◆ WHAT IS BEING ASKED:
Give the stretch of rows from the very first one through the line that contains "legend-label: CPM average" as a numbered list, omitting any blank lines.

◆ DATA FOR THE TASK:
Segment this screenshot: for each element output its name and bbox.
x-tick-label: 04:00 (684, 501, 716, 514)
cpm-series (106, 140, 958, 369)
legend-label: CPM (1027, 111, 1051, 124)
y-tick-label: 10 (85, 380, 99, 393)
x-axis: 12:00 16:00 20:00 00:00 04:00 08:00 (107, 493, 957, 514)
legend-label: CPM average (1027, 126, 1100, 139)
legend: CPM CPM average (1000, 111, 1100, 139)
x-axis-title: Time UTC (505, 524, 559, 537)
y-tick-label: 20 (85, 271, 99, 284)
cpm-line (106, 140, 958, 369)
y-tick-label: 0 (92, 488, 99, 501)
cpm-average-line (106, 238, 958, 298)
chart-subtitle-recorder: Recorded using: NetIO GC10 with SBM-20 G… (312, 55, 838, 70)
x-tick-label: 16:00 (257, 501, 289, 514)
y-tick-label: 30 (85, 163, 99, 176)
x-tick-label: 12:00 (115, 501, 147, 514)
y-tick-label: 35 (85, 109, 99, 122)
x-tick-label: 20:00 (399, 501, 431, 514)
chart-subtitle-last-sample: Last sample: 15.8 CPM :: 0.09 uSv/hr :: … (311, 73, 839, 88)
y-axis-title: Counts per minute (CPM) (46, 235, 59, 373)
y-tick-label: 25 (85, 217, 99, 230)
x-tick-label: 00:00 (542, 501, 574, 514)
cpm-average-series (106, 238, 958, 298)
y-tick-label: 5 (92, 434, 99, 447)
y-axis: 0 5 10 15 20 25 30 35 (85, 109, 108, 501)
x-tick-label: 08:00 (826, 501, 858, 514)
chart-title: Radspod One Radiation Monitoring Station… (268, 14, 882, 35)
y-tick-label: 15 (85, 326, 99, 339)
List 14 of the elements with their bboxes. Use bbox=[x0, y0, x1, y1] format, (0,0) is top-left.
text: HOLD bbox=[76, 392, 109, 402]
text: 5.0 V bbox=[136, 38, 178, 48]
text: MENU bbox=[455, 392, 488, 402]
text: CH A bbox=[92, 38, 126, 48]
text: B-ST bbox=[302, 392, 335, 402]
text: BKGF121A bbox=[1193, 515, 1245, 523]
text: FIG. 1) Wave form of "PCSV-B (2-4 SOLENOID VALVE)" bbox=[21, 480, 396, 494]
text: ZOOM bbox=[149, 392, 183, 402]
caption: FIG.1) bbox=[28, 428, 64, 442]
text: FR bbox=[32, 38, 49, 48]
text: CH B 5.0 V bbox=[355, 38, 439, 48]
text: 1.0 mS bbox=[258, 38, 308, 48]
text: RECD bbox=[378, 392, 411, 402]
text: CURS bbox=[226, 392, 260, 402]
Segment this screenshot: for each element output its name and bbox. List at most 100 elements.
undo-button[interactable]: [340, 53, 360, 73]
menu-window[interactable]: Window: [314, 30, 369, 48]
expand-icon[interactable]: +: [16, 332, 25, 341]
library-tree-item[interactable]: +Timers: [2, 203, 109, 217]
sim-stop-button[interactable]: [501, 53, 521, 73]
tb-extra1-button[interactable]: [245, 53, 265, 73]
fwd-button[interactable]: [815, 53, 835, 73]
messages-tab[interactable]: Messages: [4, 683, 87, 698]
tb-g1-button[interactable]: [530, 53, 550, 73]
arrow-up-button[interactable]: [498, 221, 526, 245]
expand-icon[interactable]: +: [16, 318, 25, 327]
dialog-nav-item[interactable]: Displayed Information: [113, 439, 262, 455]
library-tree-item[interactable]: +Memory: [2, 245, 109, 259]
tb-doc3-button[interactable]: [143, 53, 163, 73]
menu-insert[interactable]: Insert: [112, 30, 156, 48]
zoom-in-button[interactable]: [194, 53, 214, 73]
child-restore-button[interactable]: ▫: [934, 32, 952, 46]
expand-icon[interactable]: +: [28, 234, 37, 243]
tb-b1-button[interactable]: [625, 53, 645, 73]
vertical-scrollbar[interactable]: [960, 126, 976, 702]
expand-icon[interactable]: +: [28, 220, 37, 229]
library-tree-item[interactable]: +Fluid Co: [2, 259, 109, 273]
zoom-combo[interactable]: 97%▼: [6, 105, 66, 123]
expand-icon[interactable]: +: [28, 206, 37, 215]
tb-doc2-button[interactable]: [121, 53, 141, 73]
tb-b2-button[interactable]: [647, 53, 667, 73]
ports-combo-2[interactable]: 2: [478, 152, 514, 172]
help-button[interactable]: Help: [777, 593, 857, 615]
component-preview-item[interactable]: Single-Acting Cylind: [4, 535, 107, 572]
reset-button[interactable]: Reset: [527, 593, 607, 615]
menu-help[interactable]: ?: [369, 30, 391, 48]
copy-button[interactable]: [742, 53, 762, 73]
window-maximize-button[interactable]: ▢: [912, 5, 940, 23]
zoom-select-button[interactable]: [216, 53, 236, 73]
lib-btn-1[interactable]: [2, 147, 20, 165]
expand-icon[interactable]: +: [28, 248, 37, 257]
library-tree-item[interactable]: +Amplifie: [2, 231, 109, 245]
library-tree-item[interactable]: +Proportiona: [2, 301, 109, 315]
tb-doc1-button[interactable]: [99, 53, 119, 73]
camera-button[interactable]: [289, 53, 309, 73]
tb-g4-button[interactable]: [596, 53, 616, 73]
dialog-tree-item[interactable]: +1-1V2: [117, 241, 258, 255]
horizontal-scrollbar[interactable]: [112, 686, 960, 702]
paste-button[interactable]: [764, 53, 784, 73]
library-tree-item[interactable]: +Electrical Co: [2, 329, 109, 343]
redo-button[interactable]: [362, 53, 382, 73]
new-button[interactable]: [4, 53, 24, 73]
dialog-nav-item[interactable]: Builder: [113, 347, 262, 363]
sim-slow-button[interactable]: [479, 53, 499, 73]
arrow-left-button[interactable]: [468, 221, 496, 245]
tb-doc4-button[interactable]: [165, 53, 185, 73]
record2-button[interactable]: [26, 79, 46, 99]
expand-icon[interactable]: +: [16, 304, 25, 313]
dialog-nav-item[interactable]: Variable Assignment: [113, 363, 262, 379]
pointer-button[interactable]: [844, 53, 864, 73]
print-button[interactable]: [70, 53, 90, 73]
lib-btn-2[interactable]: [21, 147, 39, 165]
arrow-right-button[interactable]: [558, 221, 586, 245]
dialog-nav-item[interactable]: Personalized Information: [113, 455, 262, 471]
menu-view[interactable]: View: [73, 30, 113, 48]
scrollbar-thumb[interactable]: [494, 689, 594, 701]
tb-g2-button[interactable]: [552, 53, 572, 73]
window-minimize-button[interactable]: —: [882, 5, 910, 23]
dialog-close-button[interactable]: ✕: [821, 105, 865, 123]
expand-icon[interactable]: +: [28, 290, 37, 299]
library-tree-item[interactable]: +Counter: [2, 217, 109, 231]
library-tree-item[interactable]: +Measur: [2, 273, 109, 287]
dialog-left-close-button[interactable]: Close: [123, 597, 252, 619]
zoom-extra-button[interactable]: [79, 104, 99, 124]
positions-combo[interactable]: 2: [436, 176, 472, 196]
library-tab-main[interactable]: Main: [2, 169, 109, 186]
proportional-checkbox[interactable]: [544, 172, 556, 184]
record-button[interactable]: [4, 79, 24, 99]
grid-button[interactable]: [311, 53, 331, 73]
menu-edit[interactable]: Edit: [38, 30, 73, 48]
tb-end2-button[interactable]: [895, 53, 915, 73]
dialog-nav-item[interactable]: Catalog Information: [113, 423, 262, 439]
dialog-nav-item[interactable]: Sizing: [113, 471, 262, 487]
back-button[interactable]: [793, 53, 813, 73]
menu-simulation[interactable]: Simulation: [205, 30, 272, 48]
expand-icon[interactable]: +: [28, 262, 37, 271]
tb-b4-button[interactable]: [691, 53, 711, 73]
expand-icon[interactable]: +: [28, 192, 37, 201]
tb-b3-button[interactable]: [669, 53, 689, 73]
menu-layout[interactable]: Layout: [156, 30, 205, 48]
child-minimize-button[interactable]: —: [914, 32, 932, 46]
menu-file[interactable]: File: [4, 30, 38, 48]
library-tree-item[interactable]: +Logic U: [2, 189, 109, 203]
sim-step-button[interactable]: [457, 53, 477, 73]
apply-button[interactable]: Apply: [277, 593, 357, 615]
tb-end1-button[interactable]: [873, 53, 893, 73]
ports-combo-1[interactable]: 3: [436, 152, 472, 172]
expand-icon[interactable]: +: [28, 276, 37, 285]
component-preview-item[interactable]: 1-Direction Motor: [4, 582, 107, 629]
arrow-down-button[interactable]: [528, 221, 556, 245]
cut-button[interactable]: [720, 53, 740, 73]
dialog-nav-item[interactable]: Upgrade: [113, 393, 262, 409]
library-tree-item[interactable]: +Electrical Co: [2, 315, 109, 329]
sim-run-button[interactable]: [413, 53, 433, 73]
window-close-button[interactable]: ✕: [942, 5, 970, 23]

◆ OUTPUT OF THE EXERCISE:
1. Segment this screenshot: for each element output its name and bbox.
2. x-tick-label: 04:00 (684, 501, 716, 514)
3. cpm-series (106, 140, 958, 369)
4. legend-label: CPM (1027, 111, 1051, 124)
5. y-tick-label: 10 (85, 380, 99, 393)
6. x-axis: 12:00 16:00 20:00 00:00 04:00 08:00 (107, 493, 957, 514)
7. legend-label: CPM average (1027, 126, 1100, 139)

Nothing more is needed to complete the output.